Short problem:
Output each entry verbatim and exclude every picture from it.

Listed records:
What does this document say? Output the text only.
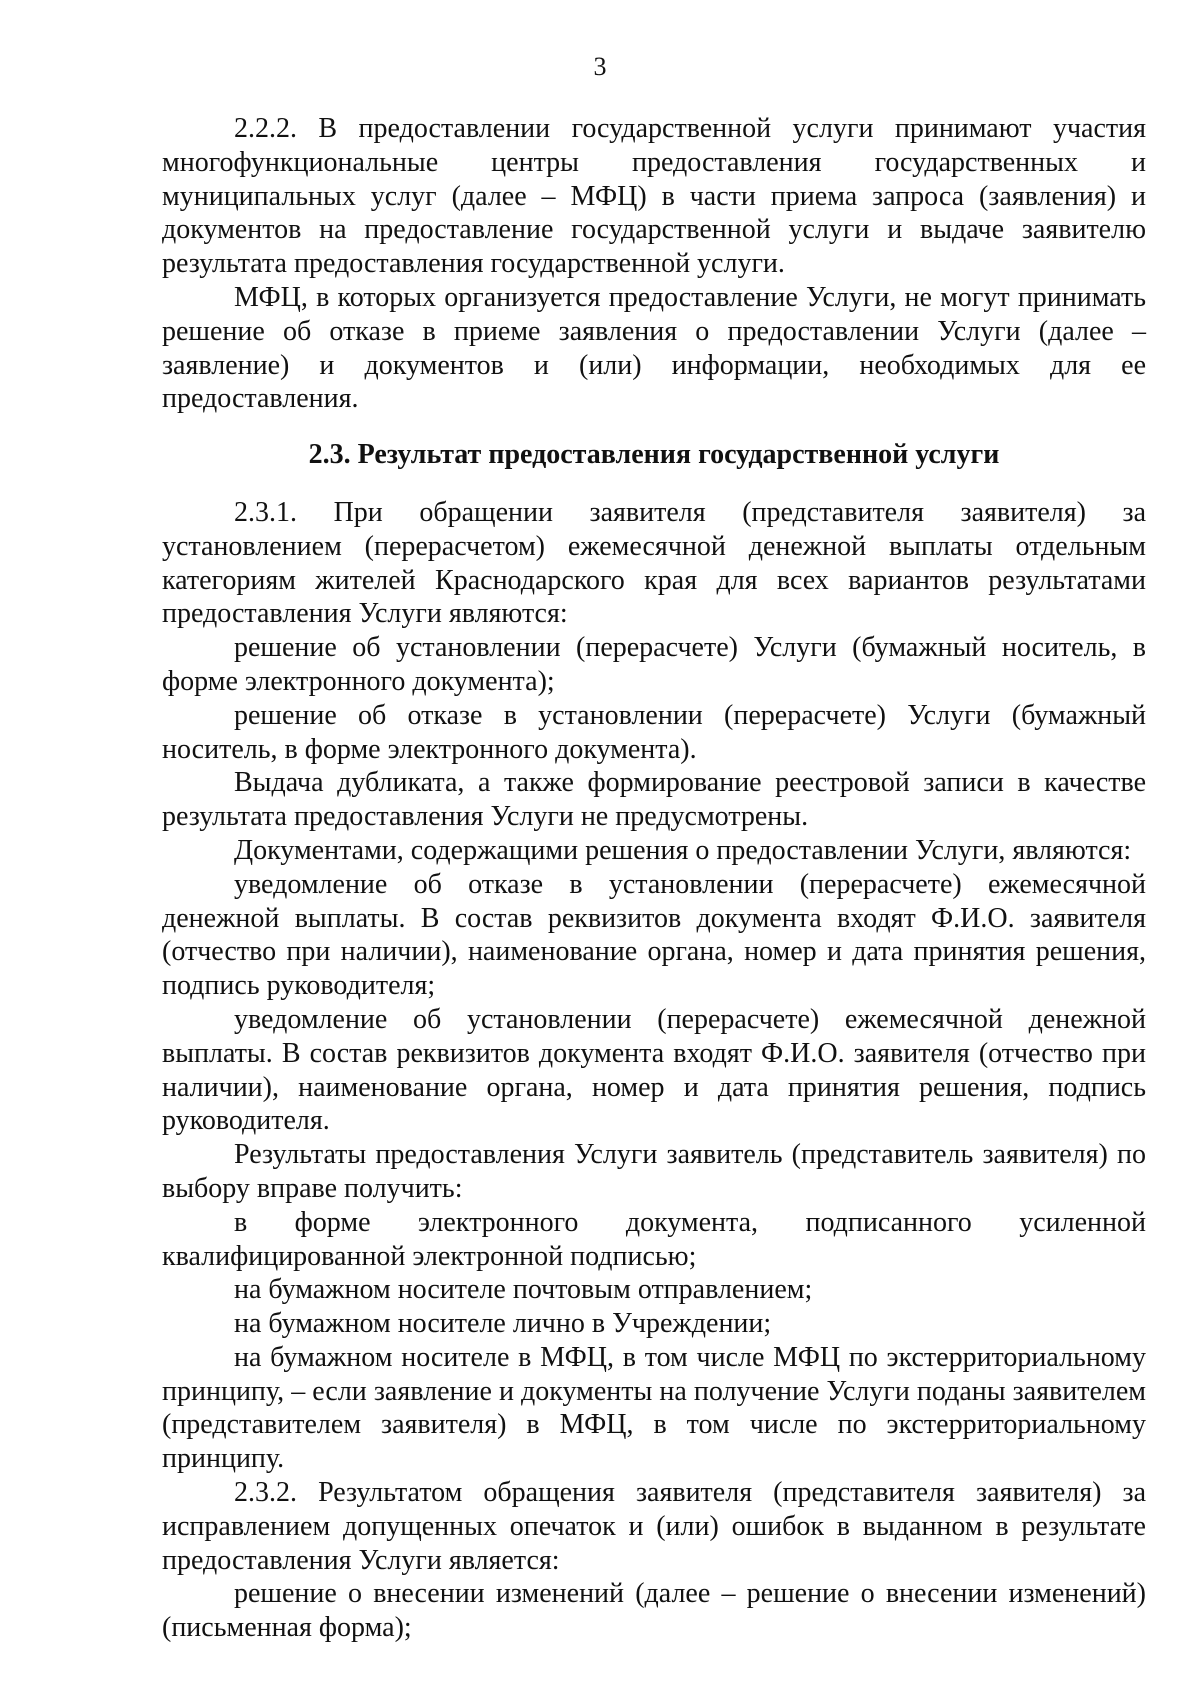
3

2.2.2. В предоставлении государственной услуги принимают участия многофункциональные центры предоставления государственных и муниципальных услуг (далее – МФЦ) в части приема запроса (заявления) и документов на предоставление государственной услуги и выдаче заявителю результата предоставления государственной услуги.

МФЦ, в которых организуется предоставление Услуги, не могут принимать решение об отказе в приеме заявления о предоставлении Услуги (далее – заявление) и документов и (или) информации, необходимых для ее предоставления.

2.3. Результат предоставления государственной услуги

2.3.1. При обращении заявителя (представителя заявителя) за установлением (перерасчетом) ежемесячной денежной выплаты отдельным категориям жителей Краснодарского края для всех вариантов результатами предоставления Услуги являются:

решение об установлении (перерасчете) Услуги (бумажный носитель, в форме электронного документа);

решение об отказе в установлении (перерасчете) Услуги (бумажный носитель, в форме электронного документа).

Выдача дубликата, а также формирование реестровой записи в качестве результата предоставления Услуги не предусмотрены.

Документами, содержащими решения о предоставлении Услуги, являются:

уведомление об отказе в установлении (перерасчете) ежемесячной денежной выплаты. В состав реквизитов документа входят Ф.И.О. заявителя (отчество при наличии), наименование органа, номер и дата принятия решения, подпись руководителя;

уведомление об установлении (перерасчете) ежемесячной денежной выплаты. В состав реквизитов документа входят Ф.И.О. заявителя (отчество при наличии), наименование органа, номер и дата принятия решения, подпись руководителя.

Результаты предоставления Услуги заявитель (представитель заявителя) по выбору вправе получить:

в форме электронного документа, подписанного усиленной квалифицированной электронной подписью;

на бумажном носителе почтовым отправлением;

на бумажном носителе лично в Учреждении;

на бумажном носителе в МФЦ, в том числе МФЦ по экстерриториальному принципу, – если заявление и документы на получение Услуги поданы заявителем (представителем заявителя) в МФЦ, в том числе по экстерриториальному принципу.

2.3.2. Результатом обращения заявителя (представителя заявителя) за исправлением допущенных опечаток и (или) ошибок в выданном в результате предоставления Услуги является:

решение о внесении изменений (далее – решение о внесении изменений) (письменная форма);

Exercise solution:
What does this document say? Output the text only.
3

2.2.2. В предоставлении государственной услуги принимают участия многофункциональные центры предоставления государственных и муниципальных услуг (далее – МФЦ) в части приема запроса (заявления) и документов на предоставление государственной услуги и выдаче заявителю результата предоставления государственной услуги.

МФЦ, в которых организуется предоставление Услуги, не могут принимать решение об отказе в приеме заявления о предоставлении Услуги (далее – заявление) и документов и (или) информации, необходимых для ее предоставления.

2.3. Результат предоставления государственной услуги

2.3.1. При обращении заявителя (представителя заявителя) за установлением (перерасчетом) ежемесячной денежной выплаты отдельным категориям жителей Краснодарского края для всех вариантов результатами предоставления Услуги являются:

решение об установлении (перерасчете) Услуги (бумажный носитель, в форме электронного документа);

решение об отказе в установлении (перерасчете) Услуги (бумажный носитель, в форме электронного документа).

Выдача дубликата, а также формирование реестровой записи в качестве результата предоставления Услуги не предусмотрены.

Документами, содержащими решения о предоставлении Услуги, являются:

уведомление об отказе в установлении (перерасчете) ежемесячной денежной выплаты. В состав реквизитов документа входят Ф.И.О. заявителя (отчество при наличии), наименование органа, номер и дата принятия решения, подпись руководителя;

уведомление об установлении (перерасчете) ежемесячной денежной выплаты. В состав реквизитов документа входят Ф.И.О. заявителя (отчество при наличии), наименование органа, номер и дата принятия решения, подпись руководителя.

Результаты предоставления Услуги заявитель (представитель заявителя) по выбору вправе получить:

в форме электронного документа, подписанного усиленной квалифицированной электронной подписью;

на бумажном носителе почтовым отправлением;

на бумажном носителе лично в Учреждении;

на бумажном носителе в МФЦ, в том числе МФЦ по экстерриториальному принципу, – если заявление и документы на получение Услуги поданы заявителем (представителем заявителя) в МФЦ, в том числе по экстерриториальному принципу.

2.3.2. Результатом обращения заявителя (представителя заявителя) за исправлением допущенных опечаток и (или) ошибок в выданном в результате предоставления Услуги является:

решение о внесении изменений (далее – решение о внесении изменений) (письменная форма);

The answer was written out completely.